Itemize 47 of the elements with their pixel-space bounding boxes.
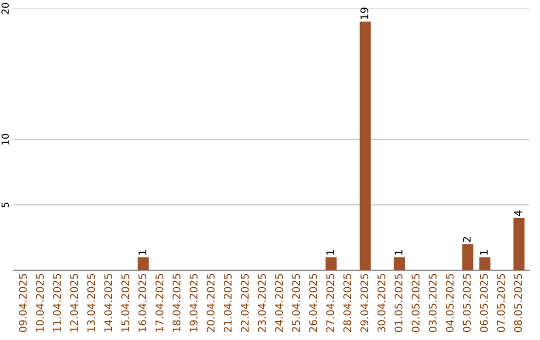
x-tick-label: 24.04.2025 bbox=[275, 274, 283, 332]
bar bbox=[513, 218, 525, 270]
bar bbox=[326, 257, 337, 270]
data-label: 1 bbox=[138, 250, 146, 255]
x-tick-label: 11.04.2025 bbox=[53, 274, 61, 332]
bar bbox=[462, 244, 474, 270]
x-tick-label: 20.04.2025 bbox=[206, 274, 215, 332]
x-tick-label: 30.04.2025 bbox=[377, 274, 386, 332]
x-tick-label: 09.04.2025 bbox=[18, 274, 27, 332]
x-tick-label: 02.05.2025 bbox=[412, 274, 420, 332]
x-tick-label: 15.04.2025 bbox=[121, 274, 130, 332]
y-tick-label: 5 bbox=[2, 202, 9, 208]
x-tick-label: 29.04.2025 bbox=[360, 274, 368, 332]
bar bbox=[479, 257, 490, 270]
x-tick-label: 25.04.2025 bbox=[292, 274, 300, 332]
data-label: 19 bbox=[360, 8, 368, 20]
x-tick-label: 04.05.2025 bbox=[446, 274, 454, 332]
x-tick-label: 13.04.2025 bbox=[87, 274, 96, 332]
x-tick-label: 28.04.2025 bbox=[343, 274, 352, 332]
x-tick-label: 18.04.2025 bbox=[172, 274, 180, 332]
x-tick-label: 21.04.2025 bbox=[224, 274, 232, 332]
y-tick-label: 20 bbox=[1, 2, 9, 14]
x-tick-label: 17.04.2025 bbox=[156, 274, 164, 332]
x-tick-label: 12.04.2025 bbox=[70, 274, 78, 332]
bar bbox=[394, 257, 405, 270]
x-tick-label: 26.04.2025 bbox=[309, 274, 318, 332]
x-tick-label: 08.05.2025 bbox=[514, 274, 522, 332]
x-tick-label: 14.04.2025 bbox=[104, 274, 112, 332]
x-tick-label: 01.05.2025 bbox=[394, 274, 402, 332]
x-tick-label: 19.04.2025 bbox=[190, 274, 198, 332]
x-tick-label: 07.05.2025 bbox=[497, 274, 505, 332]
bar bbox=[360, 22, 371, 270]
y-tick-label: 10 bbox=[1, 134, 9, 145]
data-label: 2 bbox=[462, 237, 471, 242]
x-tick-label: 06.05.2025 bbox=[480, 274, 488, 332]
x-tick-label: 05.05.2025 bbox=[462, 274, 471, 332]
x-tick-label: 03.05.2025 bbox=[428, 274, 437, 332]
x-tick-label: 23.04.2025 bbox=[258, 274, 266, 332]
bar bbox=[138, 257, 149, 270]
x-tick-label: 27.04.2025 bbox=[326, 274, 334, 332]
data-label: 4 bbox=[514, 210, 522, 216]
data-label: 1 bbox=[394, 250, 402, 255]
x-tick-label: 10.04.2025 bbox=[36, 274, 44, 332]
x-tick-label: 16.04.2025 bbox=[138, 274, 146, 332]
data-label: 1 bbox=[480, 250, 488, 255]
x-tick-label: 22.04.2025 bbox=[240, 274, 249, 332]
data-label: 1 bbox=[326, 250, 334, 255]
———
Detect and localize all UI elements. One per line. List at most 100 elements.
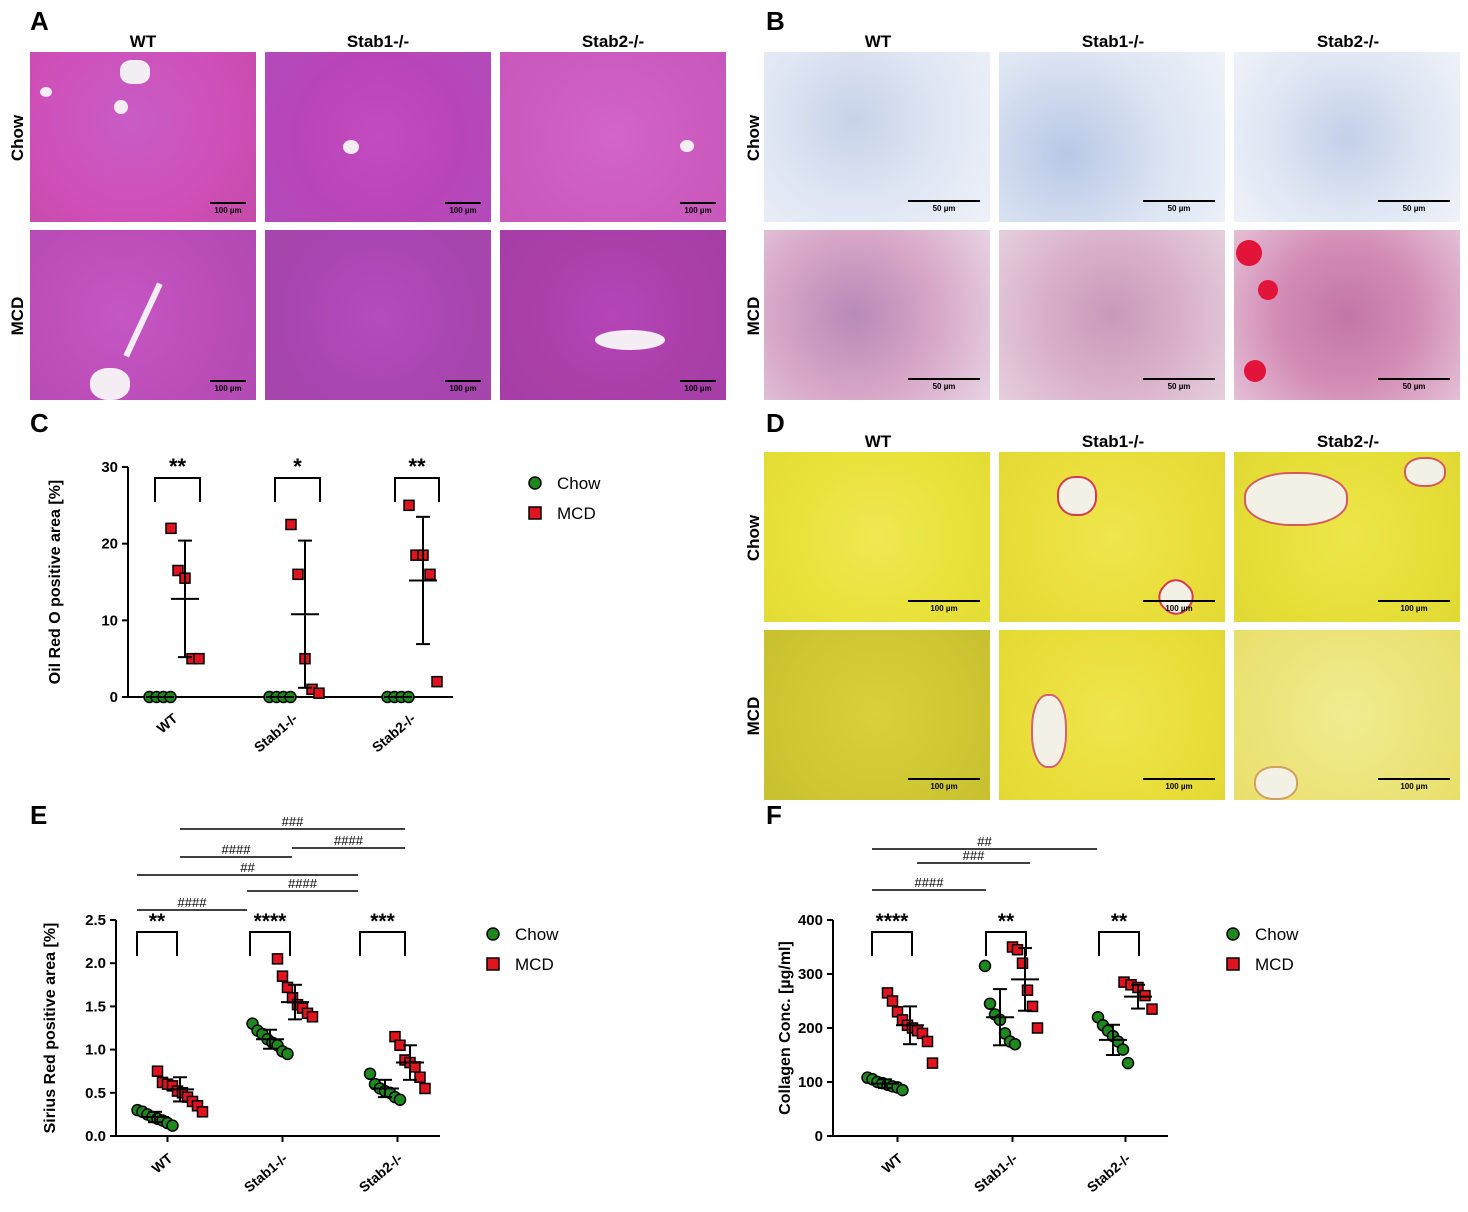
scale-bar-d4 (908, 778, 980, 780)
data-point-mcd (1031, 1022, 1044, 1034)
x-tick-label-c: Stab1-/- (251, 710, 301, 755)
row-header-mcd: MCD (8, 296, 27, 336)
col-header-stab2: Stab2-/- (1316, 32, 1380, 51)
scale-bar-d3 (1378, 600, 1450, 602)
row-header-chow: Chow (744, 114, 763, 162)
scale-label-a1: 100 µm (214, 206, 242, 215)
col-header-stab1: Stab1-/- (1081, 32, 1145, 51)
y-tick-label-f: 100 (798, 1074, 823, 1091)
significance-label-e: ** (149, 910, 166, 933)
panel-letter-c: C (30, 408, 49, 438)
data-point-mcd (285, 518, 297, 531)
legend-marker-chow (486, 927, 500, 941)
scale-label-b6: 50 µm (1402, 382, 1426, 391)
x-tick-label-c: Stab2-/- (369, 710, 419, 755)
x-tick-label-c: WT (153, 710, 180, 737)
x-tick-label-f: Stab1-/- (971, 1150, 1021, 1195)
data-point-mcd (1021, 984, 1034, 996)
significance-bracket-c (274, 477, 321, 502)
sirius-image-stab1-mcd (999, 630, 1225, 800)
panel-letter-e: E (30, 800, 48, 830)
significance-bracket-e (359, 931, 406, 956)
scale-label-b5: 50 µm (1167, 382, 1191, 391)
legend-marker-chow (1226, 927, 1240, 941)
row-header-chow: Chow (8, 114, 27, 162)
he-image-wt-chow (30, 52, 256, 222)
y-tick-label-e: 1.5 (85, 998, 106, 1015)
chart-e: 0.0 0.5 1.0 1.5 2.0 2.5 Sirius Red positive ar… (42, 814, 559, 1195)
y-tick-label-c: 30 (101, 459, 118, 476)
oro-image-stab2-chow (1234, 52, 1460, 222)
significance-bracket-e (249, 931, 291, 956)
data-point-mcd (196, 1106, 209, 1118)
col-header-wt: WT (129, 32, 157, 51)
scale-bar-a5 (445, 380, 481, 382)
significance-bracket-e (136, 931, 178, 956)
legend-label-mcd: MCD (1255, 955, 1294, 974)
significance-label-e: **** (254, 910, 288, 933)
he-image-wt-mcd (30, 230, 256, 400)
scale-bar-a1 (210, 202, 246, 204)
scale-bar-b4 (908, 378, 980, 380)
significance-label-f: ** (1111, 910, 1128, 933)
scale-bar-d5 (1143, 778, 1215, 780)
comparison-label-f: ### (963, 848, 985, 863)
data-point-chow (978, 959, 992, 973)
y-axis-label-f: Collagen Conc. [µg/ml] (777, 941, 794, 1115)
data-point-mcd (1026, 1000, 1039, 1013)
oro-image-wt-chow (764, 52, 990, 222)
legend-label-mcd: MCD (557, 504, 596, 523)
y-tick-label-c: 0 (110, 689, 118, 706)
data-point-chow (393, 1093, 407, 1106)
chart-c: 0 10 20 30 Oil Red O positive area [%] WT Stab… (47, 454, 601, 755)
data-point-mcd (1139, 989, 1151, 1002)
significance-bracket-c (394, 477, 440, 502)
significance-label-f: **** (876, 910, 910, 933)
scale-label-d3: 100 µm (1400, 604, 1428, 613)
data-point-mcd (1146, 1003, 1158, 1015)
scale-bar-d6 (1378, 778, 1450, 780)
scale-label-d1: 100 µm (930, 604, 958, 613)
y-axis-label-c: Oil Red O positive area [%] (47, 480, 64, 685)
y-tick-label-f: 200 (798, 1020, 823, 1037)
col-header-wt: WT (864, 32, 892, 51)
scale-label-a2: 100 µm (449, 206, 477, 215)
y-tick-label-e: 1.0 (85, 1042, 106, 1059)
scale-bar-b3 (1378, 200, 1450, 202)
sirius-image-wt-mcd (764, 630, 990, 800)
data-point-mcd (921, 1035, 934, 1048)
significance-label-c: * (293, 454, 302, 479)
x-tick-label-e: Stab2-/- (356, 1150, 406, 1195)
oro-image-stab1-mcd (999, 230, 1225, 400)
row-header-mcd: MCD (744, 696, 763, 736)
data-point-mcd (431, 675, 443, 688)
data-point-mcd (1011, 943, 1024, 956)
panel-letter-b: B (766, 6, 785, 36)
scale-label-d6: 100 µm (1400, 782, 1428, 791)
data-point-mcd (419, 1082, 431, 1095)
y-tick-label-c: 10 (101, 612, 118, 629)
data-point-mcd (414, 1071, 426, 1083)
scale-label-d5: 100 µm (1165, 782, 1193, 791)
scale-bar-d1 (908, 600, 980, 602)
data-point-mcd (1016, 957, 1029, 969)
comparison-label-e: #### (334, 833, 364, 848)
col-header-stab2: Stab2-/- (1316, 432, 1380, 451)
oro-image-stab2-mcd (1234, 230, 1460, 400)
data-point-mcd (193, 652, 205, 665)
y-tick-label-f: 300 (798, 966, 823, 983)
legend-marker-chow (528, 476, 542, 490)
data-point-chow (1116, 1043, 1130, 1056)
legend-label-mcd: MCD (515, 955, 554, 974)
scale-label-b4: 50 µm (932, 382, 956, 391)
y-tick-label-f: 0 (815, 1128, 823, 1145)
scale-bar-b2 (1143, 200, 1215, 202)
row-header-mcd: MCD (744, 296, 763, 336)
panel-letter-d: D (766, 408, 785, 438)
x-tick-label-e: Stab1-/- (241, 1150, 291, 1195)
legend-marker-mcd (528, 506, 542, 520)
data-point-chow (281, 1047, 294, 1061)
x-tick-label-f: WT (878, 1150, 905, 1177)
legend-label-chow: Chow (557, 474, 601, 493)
———
Rewrite the part of the rows that opens with the line containing "x-tick-label: 24.04.2025 bbox=[275, 274, 283, 332]" and closes with the line containing "data-label: 1 bbox=[326, 250, 334, 255]", replacing "data-label" with "value-label" and leaving everything else unchanged.

x-tick-label: 24.04.2025 bbox=[275, 274, 283, 332]
bar bbox=[513, 218, 525, 270]
bar bbox=[326, 257, 337, 270]
value-label: 1 bbox=[138, 250, 146, 255]
x-tick-label: 11.04.2025 bbox=[53, 274, 61, 332]
bar bbox=[462, 244, 474, 270]
x-tick-label: 20.04.2025 bbox=[206, 274, 215, 332]
x-tick-label: 30.04.2025 bbox=[377, 274, 386, 332]
x-tick-label: 09.04.2025 bbox=[18, 274, 27, 332]
x-tick-label: 02.05.2025 bbox=[412, 274, 420, 332]
x-tick-label: 15.04.2025 bbox=[121, 274, 130, 332]
y-tick-label: 5 bbox=[2, 202, 9, 208]
x-tick-label: 29.04.2025 bbox=[360, 274, 368, 332]
bar bbox=[479, 257, 490, 270]
x-tick-label: 25.04.2025 bbox=[292, 274, 300, 332]
value-label: 19 bbox=[360, 8, 368, 20]
x-tick-label: 04.05.2025 bbox=[446, 274, 454, 332]
x-tick-label: 13.04.2025 bbox=[87, 274, 96, 332]
x-tick-label: 28.04.2025 bbox=[343, 274, 352, 332]
x-tick-label: 18.04.2025 bbox=[172, 274, 180, 332]
x-tick-label: 21.04.2025 bbox=[224, 274, 232, 332]
y-tick-label: 20 bbox=[1, 2, 9, 14]
x-tick-label: 17.04.2025 bbox=[156, 274, 164, 332]
x-tick-label: 12.04.2025 bbox=[70, 274, 78, 332]
bar bbox=[394, 257, 405, 270]
x-tick-label: 26.04.2025 bbox=[309, 274, 318, 332]
x-tick-label: 08.05.2025 bbox=[514, 274, 522, 332]
x-tick-label: 14.04.2025 bbox=[104, 274, 112, 332]
x-tick-label: 01.05.2025 bbox=[394, 274, 402, 332]
x-tick-label: 19.04.2025 bbox=[190, 274, 198, 332]
x-tick-label: 07.05.2025 bbox=[497, 274, 505, 332]
bar bbox=[360, 22, 371, 270]
y-tick-label: 10 bbox=[1, 134, 9, 145]
value-label: 2 bbox=[462, 237, 471, 242]
x-tick-label: 06.05.2025 bbox=[480, 274, 488, 332]
x-tick-label: 05.05.2025 bbox=[462, 274, 471, 332]
x-tick-label: 03.05.2025 bbox=[428, 274, 437, 332]
x-tick-label: 23.04.2025 bbox=[258, 274, 266, 332]
bar bbox=[138, 257, 149, 270]
x-tick-label: 27.04.2025 bbox=[326, 274, 334, 332]
value-label: 4 bbox=[514, 210, 522, 216]
value-label: 1 bbox=[394, 250, 402, 255]
x-tick-label: 10.04.2025 bbox=[36, 274, 44, 332]
x-tick-label: 16.04.2025 bbox=[138, 274, 146, 332]
value-label: 1 bbox=[480, 250, 488, 255]
x-tick-label: 22.04.2025 bbox=[240, 274, 249, 332]
value-label: 1 bbox=[326, 250, 334, 255]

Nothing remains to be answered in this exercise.